### What you should do
Across the entries below, how many lines contain the word "JSON"? Give the number alone.

[Dataset records]
● ● ●

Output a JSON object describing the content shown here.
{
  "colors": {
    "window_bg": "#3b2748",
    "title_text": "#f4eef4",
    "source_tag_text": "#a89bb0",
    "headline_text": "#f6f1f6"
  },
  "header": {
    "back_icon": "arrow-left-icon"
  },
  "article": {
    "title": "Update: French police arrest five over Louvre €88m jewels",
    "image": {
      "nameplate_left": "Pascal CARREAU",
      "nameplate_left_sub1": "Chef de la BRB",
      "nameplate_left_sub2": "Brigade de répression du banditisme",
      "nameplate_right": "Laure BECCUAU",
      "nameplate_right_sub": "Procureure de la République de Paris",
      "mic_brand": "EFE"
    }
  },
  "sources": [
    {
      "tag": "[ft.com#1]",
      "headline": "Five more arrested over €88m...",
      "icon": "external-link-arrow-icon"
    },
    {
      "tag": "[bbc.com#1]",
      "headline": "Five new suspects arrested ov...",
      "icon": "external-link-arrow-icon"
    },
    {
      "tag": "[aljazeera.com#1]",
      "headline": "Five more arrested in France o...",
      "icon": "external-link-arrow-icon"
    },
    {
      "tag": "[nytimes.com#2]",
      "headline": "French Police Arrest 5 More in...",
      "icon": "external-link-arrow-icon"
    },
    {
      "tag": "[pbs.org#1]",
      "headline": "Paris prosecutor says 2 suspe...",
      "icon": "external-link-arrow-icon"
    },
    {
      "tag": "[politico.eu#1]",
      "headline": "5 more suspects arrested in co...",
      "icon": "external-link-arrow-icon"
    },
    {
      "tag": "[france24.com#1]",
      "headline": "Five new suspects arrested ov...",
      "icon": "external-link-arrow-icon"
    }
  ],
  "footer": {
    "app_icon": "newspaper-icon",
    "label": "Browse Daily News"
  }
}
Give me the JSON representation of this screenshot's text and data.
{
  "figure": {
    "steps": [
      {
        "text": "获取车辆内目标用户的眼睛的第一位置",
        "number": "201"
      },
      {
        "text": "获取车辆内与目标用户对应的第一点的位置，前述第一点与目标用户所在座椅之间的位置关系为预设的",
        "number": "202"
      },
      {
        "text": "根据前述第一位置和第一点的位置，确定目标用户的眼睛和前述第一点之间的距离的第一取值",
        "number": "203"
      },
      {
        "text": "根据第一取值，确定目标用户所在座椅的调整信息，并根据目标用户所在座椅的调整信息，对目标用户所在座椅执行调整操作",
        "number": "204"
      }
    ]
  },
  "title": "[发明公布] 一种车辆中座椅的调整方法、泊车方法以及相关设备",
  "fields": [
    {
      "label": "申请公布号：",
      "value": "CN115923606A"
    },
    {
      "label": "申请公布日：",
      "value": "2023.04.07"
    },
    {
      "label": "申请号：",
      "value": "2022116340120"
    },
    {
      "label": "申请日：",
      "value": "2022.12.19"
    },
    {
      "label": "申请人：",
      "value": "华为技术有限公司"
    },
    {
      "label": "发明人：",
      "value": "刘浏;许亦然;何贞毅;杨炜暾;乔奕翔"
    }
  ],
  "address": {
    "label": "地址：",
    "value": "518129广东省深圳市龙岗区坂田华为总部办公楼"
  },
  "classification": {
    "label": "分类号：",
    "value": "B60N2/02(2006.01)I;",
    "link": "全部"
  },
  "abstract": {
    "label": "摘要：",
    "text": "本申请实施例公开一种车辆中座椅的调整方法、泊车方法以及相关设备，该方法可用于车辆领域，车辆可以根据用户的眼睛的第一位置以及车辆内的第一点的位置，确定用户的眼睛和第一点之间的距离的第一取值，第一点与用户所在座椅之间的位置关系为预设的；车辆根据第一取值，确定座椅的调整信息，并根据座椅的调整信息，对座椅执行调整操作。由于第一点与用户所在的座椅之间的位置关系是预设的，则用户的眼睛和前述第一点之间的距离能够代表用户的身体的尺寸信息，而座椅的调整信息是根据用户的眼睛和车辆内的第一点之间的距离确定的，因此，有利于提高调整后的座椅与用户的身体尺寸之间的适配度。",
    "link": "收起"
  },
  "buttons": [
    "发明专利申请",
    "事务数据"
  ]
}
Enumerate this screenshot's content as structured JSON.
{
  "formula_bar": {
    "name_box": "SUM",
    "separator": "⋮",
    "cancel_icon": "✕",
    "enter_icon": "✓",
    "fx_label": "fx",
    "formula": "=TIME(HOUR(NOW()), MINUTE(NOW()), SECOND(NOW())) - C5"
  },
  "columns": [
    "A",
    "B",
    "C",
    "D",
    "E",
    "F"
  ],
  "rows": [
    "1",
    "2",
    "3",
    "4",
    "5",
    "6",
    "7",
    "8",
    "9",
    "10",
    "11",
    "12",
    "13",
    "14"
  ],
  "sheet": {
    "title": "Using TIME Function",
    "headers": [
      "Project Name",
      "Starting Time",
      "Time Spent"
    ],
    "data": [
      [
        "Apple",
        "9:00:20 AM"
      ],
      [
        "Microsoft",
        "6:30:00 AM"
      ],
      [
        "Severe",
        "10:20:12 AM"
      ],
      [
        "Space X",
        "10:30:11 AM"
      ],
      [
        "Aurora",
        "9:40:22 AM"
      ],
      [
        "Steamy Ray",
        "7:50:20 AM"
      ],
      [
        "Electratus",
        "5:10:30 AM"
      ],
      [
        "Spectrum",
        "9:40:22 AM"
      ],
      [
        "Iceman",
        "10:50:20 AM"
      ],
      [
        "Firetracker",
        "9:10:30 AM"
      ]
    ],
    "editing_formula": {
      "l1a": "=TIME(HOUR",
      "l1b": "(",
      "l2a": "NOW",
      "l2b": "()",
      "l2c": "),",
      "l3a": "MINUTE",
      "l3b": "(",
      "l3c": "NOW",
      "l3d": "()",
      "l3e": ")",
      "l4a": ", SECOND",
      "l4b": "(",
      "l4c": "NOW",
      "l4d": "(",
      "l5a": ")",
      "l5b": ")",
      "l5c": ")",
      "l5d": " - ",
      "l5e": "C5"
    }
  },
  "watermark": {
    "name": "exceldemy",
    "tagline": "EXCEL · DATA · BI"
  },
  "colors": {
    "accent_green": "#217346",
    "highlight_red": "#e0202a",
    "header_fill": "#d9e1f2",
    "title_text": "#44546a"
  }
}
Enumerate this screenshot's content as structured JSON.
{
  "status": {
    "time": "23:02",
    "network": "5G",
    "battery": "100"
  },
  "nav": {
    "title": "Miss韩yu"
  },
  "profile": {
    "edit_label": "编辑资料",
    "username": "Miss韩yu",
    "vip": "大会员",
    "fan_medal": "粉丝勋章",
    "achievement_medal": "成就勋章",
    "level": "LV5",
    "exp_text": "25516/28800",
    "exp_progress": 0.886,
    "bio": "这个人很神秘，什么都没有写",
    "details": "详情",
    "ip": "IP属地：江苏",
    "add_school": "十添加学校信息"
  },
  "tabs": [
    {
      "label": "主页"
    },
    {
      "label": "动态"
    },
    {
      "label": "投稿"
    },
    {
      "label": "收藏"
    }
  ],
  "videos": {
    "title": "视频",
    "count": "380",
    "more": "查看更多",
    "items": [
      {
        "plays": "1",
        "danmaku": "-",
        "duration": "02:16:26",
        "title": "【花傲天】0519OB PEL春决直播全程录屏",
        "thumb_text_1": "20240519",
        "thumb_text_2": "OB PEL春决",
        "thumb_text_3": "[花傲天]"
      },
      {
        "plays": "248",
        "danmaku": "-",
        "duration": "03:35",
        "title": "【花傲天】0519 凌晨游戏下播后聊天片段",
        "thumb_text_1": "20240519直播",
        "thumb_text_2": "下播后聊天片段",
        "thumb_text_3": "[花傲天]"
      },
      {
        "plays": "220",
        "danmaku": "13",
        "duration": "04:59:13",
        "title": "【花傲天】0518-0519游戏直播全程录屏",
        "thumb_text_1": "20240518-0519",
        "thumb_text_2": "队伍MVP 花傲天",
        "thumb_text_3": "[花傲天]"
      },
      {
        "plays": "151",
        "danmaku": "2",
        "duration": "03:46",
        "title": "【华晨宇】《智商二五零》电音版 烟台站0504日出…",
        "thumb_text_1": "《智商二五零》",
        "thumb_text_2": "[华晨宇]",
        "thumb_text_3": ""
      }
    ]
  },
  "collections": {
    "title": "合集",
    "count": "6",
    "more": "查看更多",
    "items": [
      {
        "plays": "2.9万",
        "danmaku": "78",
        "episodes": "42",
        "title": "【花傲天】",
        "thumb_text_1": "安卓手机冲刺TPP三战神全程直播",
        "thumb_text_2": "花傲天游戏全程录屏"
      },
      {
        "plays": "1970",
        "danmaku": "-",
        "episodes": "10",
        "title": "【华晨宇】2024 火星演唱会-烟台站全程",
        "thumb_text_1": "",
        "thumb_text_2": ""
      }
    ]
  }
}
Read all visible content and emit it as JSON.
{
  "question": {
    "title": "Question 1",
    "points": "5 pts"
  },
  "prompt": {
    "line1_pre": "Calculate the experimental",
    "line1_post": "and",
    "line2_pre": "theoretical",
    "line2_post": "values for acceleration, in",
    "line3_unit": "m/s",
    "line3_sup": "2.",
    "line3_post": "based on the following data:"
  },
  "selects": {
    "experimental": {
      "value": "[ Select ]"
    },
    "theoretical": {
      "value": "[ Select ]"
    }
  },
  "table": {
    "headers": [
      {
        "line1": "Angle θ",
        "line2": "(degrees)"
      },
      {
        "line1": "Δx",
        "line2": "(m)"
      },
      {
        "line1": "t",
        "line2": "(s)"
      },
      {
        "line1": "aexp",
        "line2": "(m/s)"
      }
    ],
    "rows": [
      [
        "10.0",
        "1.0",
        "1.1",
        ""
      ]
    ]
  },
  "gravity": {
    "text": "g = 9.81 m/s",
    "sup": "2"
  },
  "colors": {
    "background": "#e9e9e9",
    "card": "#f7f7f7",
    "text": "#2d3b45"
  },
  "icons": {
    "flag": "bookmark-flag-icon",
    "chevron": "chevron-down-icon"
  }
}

● ● ●

### Result of the exercise
5